— START —
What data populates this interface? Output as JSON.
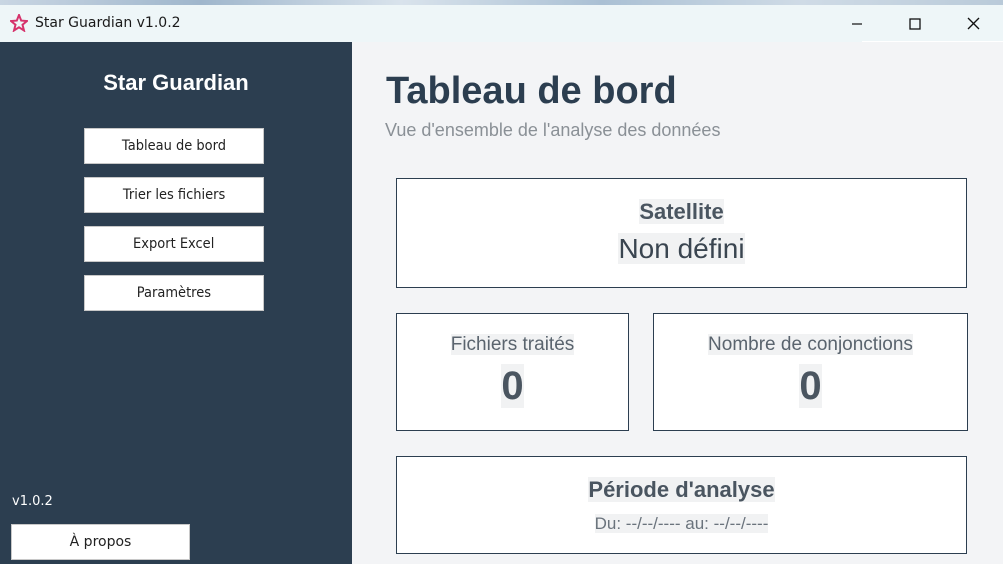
{
  "window": {
    "title": "Star Guardian v1.0.2",
    "controls": {
      "minimize_icon": "minimize-icon",
      "maximize_icon": "maximize-icon",
      "close_icon": "close-icon"
    }
  },
  "sidebar": {
    "brand": "Star Guardian",
    "items": [
      {
        "label": "Tableau de bord"
      },
      {
        "label": "Trier les fichiers"
      },
      {
        "label": "Export Excel"
      },
      {
        "label": "Paramètres"
      }
    ],
    "version": "v1.0.2",
    "about_label": "À propos"
  },
  "main": {
    "title": "Tableau de bord",
    "subtitle": "Vue d'ensemble de l'analyse des données",
    "satellite": {
      "label": "Satellite",
      "value": "Non défini"
    },
    "files": {
      "label": "Fichiers traités",
      "value": "0"
    },
    "conjunctions": {
      "label": "Nombre de conjonctions",
      "value": "0"
    },
    "period": {
      "label": "Période d'analyse",
      "range": "Du: --/--/---- au: --/--/----"
    }
  },
  "colors": {
    "sidebar_bg": "#2c3e50",
    "main_bg": "#f3f4f6",
    "title_color": "#2c3e50",
    "app_icon": "#d6336c"
  }
}
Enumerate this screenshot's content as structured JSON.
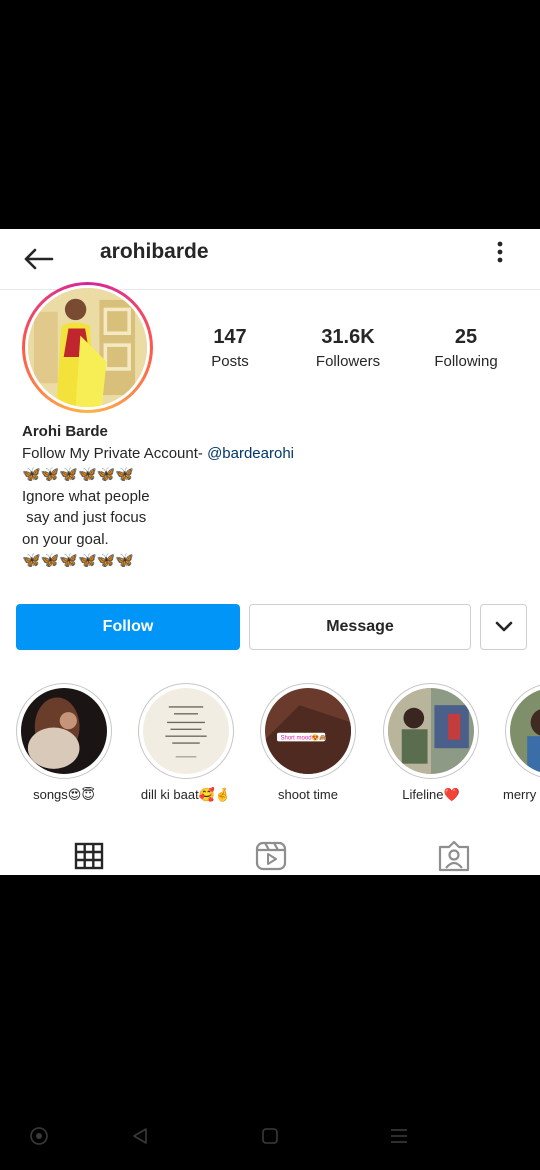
{
  "header": {
    "username": "arohibarde",
    "back_icon": "arrow-left-icon",
    "more_icon": "vertical-dots-icon"
  },
  "profile": {
    "stats": [
      {
        "value": "147",
        "label": "Posts"
      },
      {
        "value": "31.6K",
        "label": "Followers"
      },
      {
        "value": "25",
        "label": "Following"
      }
    ],
    "bio": {
      "name": "Arohi Barde",
      "line1_text": "Follow My Private Account- ",
      "mention": "@bardearohi",
      "butterflies": "🦋🦋🦋🦋🦋🦋",
      "line3": "Ignore what people",
      "line4": " say and just focus",
      "line5": "on your goal.",
      "butterflies2": "🦋🦋🦋🦋🦋🦋"
    }
  },
  "actions": {
    "follow_label": "Follow",
    "message_label": "Message",
    "dropdown_icon": "chevron-down-icon"
  },
  "highlights": [
    {
      "label": "songs😍😇"
    },
    {
      "label": "dill ki baat🥰🤞"
    },
    {
      "label": "shoot time"
    },
    {
      "label": "Lifeline❤️"
    },
    {
      "label": "merry"
    }
  ],
  "highlight_overlay": {
    "shoot_sticker": "Short mood😍🙈"
  },
  "tabs": [
    "grid-icon",
    "reels-icon",
    "tagged-icon"
  ],
  "colors": {
    "accent": "#0095f6",
    "mention": "#00376b",
    "text": "#262626"
  }
}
— END —
## Task objective
Copy the entries above faithfully and omit every image.

## Final result
What data populates this interface? Output as JSON.
{
  "window": {
    "title": "Star Guardian v1.0.2",
    "controls": {
      "minimize_icon": "minimize-icon",
      "maximize_icon": "maximize-icon",
      "close_icon": "close-icon"
    }
  },
  "sidebar": {
    "brand": "Star Guardian",
    "items": [
      {
        "label": "Tableau de bord"
      },
      {
        "label": "Trier les fichiers"
      },
      {
        "label": "Export Excel"
      },
      {
        "label": "Paramètres"
      }
    ],
    "version": "v1.0.2",
    "about_label": "À propos"
  },
  "main": {
    "title": "Tableau de bord",
    "subtitle": "Vue d'ensemble de l'analyse des données",
    "satellite": {
      "label": "Satellite",
      "value": "Non défini"
    },
    "files": {
      "label": "Fichiers traités",
      "value": "0"
    },
    "conjunctions": {
      "label": "Nombre de conjonctions",
      "value": "0"
    },
    "period": {
      "label": "Période d'analyse",
      "range": "Du: --/--/---- au: --/--/----"
    }
  },
  "colors": {
    "sidebar_bg": "#2c3e50",
    "main_bg": "#f3f4f6",
    "title_color": "#2c3e50",
    "app_icon": "#d6336c"
  }
}
Enumerate this screenshot's content as structured JSON.
{
  "header": {
    "username": "arohibarde",
    "back_icon": "arrow-left-icon",
    "more_icon": "vertical-dots-icon"
  },
  "profile": {
    "stats": [
      {
        "value": "147",
        "label": "Posts"
      },
      {
        "value": "31.6K",
        "label": "Followers"
      },
      {
        "value": "25",
        "label": "Following"
      }
    ],
    "bio": {
      "name": "Arohi Barde",
      "line1_text": "Follow My Private Account- ",
      "mention": "@bardearohi",
      "butterflies": "🦋🦋🦋🦋🦋🦋",
      "line3": "Ignore what people",
      "line4": " say and just focus",
      "line5": "on your goal.",
      "butterflies2": "🦋🦋🦋🦋🦋🦋"
    }
  },
  "actions": {
    "follow_label": "Follow",
    "message_label": "Message",
    "dropdown_icon": "chevron-down-icon"
  },
  "highlights": [
    {
      "label": "songs😍😇"
    },
    {
      "label": "dill ki baat🥰🤞"
    },
    {
      "label": "shoot time"
    },
    {
      "label": "Lifeline❤️"
    },
    {
      "label": "merry"
    }
  ],
  "highlight_overlay": {
    "shoot_sticker": "Short mood😍🙈"
  },
  "tabs": [
    "grid-icon",
    "reels-icon",
    "tagged-icon"
  ],
  "colors": {
    "accent": "#0095f6",
    "mention": "#00376b",
    "text": "#262626"
  }
}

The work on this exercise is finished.